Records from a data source

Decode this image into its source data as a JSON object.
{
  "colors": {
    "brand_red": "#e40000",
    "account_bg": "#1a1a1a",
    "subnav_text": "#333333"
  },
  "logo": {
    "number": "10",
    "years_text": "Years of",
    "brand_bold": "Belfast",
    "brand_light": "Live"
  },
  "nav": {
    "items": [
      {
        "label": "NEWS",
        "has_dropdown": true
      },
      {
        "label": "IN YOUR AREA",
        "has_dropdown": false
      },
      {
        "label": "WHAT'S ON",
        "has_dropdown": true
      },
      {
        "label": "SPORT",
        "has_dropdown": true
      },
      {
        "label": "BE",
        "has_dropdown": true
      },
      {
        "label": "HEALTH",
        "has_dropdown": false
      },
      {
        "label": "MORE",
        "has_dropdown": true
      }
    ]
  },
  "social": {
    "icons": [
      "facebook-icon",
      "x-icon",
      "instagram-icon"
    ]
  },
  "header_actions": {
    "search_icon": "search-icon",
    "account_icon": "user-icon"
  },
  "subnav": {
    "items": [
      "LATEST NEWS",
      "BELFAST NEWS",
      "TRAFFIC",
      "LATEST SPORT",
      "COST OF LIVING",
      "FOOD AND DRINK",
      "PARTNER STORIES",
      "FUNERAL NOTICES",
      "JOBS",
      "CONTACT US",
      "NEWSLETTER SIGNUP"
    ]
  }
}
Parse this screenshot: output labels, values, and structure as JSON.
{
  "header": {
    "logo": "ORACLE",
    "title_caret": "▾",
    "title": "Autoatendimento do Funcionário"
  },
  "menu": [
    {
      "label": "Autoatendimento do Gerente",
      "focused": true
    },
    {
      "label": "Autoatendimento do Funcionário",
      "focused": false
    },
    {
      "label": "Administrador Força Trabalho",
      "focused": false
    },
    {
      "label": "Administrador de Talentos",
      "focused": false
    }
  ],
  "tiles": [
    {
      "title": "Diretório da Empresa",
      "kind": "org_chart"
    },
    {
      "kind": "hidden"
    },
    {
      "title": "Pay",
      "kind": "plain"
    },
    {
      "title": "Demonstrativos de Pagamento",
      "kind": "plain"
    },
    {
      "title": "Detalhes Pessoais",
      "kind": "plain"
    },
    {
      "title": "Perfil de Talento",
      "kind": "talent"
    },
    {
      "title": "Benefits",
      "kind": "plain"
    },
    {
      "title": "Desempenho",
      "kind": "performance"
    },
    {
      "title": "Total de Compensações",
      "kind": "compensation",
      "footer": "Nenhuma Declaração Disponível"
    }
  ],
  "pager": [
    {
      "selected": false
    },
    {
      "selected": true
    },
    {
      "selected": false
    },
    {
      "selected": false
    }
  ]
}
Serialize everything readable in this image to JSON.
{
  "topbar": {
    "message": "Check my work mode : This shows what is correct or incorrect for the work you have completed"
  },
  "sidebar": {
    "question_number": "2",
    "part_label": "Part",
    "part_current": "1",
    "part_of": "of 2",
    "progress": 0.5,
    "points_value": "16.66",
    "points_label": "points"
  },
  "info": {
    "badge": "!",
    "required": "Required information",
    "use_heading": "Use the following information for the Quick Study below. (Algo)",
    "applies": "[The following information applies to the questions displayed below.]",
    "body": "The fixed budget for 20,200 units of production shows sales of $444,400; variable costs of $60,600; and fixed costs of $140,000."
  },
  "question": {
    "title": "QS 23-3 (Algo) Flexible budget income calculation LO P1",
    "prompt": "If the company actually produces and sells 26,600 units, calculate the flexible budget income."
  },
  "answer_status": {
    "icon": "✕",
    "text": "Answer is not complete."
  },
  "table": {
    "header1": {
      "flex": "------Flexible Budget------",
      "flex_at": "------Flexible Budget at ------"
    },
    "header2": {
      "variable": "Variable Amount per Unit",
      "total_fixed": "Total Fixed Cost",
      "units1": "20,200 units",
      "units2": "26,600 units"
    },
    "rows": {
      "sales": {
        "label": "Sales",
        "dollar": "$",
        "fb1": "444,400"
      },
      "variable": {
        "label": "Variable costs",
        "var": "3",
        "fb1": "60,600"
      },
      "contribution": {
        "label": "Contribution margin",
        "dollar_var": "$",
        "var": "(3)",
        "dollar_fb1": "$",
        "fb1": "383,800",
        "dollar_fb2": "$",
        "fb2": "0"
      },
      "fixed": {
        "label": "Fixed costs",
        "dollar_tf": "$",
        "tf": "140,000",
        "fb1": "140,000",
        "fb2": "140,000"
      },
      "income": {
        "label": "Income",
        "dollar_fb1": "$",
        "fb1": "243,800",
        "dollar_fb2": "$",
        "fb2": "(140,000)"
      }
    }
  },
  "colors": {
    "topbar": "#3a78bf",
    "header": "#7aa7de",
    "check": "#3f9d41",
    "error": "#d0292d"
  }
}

[What you are asked to do]: Which lines hold the string "following"? Copy all of them from the data above.

[Task answer]:
    "use_heading": "Use the following information for the Quick Study below. (Algo)",
    "applies": "[The following information applies to the questions displayed below.]",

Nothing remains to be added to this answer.